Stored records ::
··········
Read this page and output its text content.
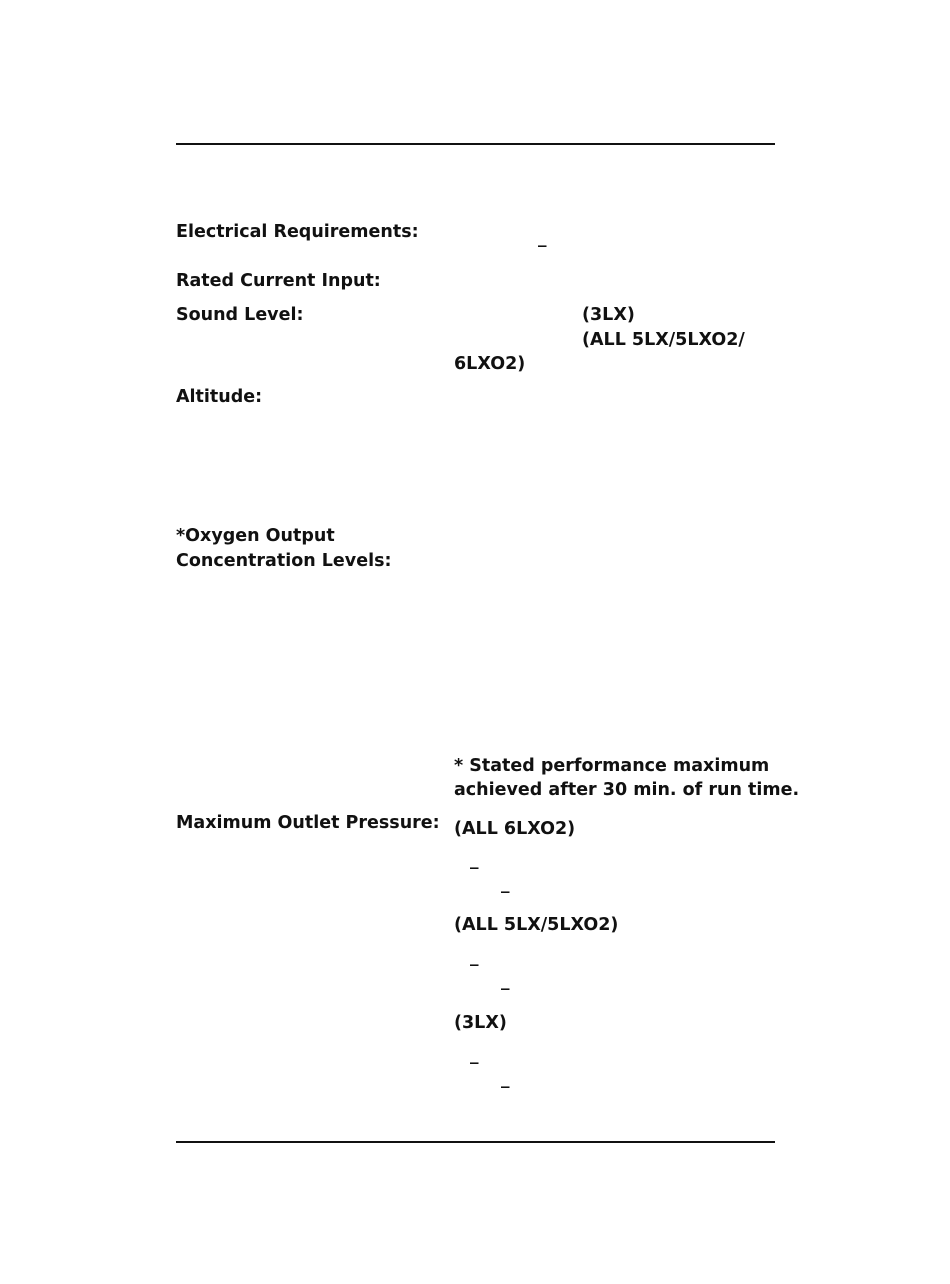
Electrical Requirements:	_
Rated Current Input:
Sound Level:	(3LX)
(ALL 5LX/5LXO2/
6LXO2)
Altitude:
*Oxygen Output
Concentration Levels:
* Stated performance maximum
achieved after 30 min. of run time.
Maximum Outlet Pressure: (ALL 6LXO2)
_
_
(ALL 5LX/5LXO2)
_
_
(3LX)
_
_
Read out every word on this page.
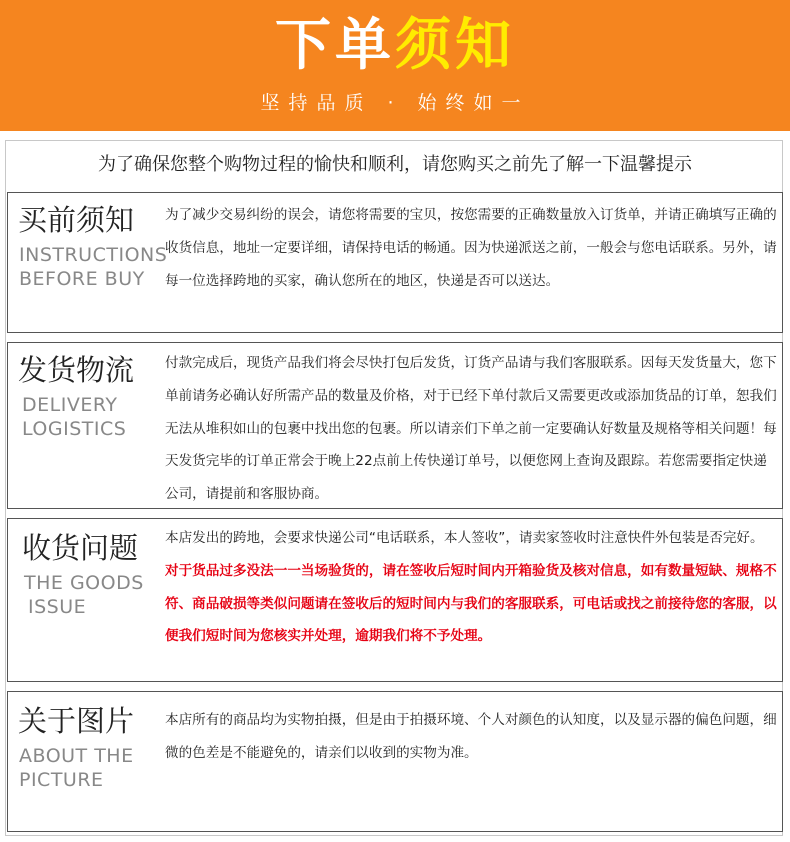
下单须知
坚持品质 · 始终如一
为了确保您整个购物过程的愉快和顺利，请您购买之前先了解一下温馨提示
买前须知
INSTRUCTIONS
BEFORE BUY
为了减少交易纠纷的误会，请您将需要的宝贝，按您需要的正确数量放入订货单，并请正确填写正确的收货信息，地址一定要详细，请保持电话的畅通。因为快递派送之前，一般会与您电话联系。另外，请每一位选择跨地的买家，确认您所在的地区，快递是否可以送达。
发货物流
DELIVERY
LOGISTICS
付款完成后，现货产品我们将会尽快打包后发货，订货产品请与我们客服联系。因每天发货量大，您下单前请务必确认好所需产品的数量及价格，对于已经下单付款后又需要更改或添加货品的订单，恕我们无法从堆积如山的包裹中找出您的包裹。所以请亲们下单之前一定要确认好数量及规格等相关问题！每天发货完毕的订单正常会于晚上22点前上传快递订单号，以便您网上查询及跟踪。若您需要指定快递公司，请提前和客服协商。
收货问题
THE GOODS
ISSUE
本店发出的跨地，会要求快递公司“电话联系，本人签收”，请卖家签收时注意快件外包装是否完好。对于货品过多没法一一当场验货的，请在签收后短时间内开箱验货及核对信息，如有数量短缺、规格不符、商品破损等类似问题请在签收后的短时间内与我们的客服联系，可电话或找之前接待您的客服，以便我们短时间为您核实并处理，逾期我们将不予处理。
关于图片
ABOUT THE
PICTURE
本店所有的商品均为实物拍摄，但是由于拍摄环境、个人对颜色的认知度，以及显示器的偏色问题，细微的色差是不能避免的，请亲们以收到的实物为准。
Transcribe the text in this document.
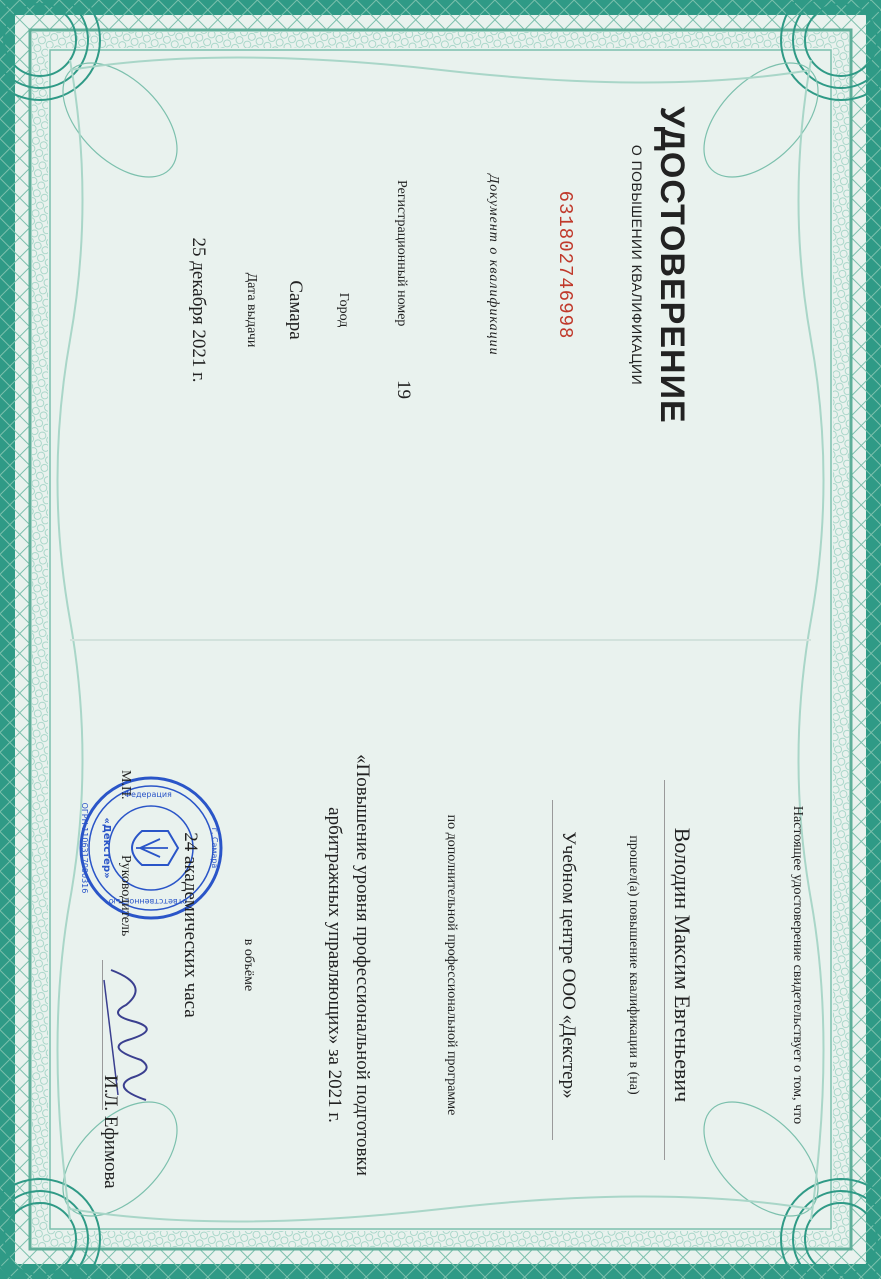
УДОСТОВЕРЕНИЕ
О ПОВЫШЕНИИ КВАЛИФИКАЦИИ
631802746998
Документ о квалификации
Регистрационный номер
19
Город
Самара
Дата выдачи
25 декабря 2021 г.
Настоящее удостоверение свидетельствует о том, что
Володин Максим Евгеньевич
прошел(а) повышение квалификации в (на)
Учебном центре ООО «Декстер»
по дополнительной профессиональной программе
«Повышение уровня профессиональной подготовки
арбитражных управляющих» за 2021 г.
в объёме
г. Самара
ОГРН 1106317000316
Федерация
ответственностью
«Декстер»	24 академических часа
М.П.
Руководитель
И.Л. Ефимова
··········
From the data above, gather every line that includes the word "this".

Read this page and output its text content.
Read out every word on this page.
Transcribe the text in this document.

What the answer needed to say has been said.